◆ **WORK REQUIRED**: Transcribe the records below line for line, leaving out the picture.

◆ **TASK DATA**:
— START —

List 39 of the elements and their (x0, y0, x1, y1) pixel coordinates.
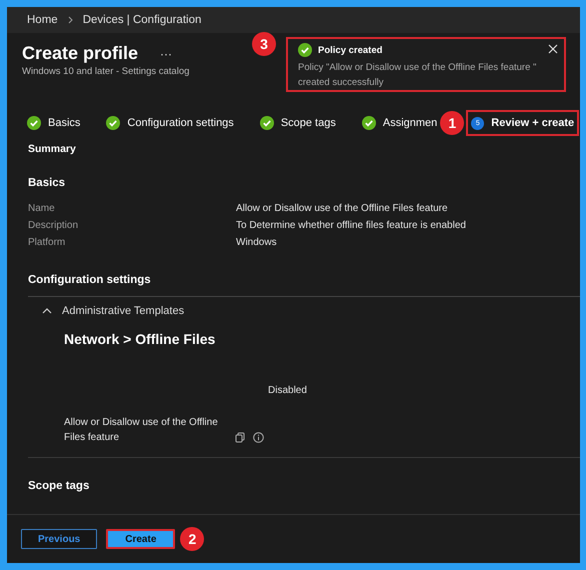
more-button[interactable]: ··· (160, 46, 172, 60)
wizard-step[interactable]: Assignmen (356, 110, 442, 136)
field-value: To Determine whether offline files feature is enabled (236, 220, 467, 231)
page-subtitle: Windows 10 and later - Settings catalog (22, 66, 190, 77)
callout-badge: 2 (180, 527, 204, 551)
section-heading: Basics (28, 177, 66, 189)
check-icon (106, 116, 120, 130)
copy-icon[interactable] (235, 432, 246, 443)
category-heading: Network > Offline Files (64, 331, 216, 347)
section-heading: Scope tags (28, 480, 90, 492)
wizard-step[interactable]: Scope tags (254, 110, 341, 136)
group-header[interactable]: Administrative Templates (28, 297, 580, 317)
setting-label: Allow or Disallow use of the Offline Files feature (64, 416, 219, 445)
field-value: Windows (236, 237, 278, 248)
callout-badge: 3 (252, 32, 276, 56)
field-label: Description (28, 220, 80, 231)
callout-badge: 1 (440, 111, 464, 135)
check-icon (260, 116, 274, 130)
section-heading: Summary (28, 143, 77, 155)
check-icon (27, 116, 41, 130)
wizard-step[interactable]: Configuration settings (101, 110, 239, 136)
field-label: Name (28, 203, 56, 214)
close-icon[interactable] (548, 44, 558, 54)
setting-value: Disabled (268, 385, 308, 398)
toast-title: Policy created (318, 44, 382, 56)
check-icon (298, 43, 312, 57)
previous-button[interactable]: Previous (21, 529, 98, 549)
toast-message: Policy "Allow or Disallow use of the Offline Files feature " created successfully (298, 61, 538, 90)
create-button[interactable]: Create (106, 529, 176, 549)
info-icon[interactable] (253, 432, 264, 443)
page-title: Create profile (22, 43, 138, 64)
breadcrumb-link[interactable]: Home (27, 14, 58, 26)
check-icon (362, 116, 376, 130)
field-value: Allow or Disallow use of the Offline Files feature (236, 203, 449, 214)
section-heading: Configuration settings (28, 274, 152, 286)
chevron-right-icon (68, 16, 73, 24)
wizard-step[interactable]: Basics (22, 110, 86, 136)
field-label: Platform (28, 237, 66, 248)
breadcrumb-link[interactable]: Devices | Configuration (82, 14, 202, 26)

— END —

◆ **IN RESPONSE**:
List 39 of the elements and their (x0, y0, x1, y1) pixel coordinates.
more-button[interactable]: ··· (160, 46, 172, 60)
wizard-step[interactable]: Assignmen (356, 110, 442, 136)
field-value: To Determine whether offline files feature is enabled (236, 220, 467, 231)
page-subtitle: Windows 10 and later - Settings catalog (22, 66, 190, 77)
callout-badge: 2 (180, 527, 204, 551)
section-heading: Basics (28, 177, 66, 189)
check-icon (106, 116, 120, 130)
copy-icon[interactable] (235, 432, 246, 443)
category-heading: Network > Offline Files (64, 331, 216, 347)
section-heading: Scope tags (28, 480, 90, 492)
wizard-step[interactable]: Scope tags (254, 110, 341, 136)
group-header[interactable]: Administrative Templates (28, 297, 580, 317)
setting-label: Allow or Disallow use of the Offline Files feature (64, 416, 219, 445)
field-value: Windows (236, 237, 278, 248)
callout-badge: 3 (252, 32, 276, 56)
field-label: Description (28, 220, 80, 231)
callout-badge: 1 (440, 111, 464, 135)
check-icon (260, 116, 274, 130)
section-heading: Summary (28, 143, 77, 155)
check-icon (27, 116, 41, 130)
wizard-step[interactable]: Configuration settings (101, 110, 239, 136)
field-label: Name (28, 203, 56, 214)
close-icon[interactable] (548, 44, 558, 54)
setting-value: Disabled (268, 385, 308, 398)
toast-title: Policy created (318, 44, 382, 56)
check-icon (298, 43, 312, 57)
previous-button[interactable]: Previous (21, 529, 98, 549)
toast-message: Policy "Allow or Disallow use of the Offline Files feature " created successfully (298, 61, 538, 90)
create-button[interactable]: Create (106, 529, 176, 549)
info-icon[interactable] (253, 432, 264, 443)
page-title: Create profile (22, 43, 138, 64)
breadcrumb-link[interactable]: Home (27, 14, 58, 26)
check-icon (362, 116, 376, 130)
field-value: Allow or Disallow use of the Offline Files feature (236, 203, 449, 214)
section-heading: Configuration settings (28, 274, 152, 286)
chevron-right-icon (68, 16, 73, 24)
wizard-step[interactable]: Basics (22, 110, 86, 136)
field-label: Platform (28, 237, 66, 248)
breadcrumb-link[interactable]: Devices | Configuration (82, 14, 202, 26)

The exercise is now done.